» **Exercise description**
Below is a block of records; reproduce all of them exactly and leave out any pictures.

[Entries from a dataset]
- - - -
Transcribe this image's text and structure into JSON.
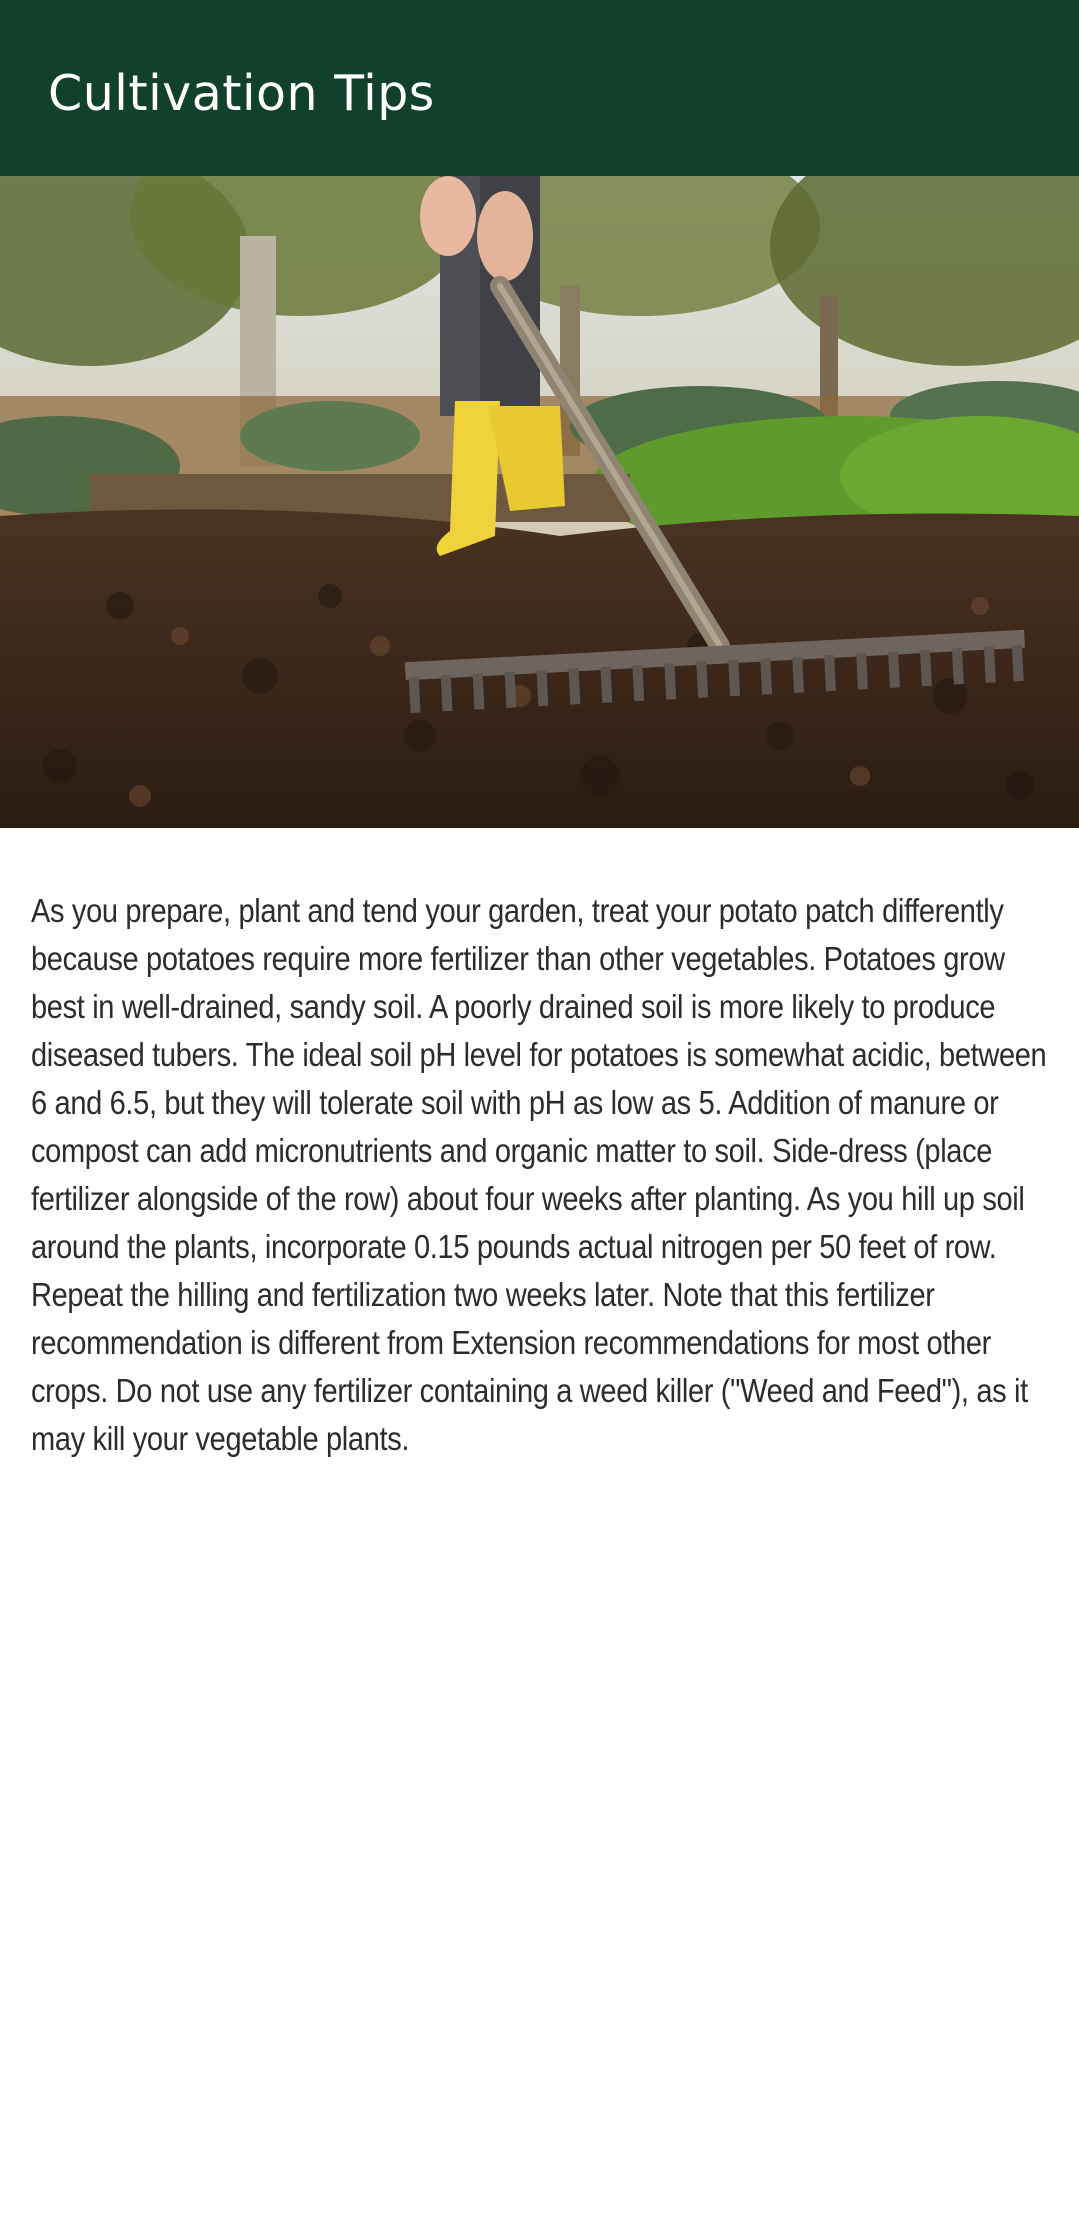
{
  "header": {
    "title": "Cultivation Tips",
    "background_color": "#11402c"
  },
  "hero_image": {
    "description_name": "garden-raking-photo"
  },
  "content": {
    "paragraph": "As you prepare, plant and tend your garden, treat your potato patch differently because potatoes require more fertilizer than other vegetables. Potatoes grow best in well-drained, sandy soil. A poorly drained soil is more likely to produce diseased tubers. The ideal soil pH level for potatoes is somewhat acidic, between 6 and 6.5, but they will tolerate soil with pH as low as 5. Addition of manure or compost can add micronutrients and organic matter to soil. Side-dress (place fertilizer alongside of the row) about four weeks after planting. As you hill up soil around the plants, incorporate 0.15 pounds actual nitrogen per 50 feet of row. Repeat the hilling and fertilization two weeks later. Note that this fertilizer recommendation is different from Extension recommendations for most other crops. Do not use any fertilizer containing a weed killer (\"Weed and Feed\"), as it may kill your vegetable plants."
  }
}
- - - -
» **Result of this task**
Transcribe this image's text and structure into JSON.
{
  "header": {
    "title": "Cultivation Tips",
    "background_color": "#11402c"
  },
  "hero_image": {
    "description_name": "garden-raking-photo"
  },
  "content": {
    "paragraph": "As you prepare, plant and tend your garden, treat your potato patch differently because potatoes require more fertilizer than other vegetables. Potatoes grow best in well-drained, sandy soil. A poorly drained soil is more likely to produce diseased tubers. The ideal soil pH level for potatoes is somewhat acidic, between 6 and 6.5, but they will tolerate soil with pH as low as 5. Addition of manure or compost can add micronutrients and organic matter to soil. Side-dress (place fertilizer alongside of the row) about four weeks after planting. As you hill up soil around the plants, incorporate 0.15 pounds actual nitrogen per 50 feet of row. Repeat the hilling and fertilization two weeks later. Note that this fertilizer recommendation is different from Extension recommendations for most other crops. Do not use any fertilizer containing a weed killer (\"Weed and Feed\"), as it may kill your vegetable plants."
  }
}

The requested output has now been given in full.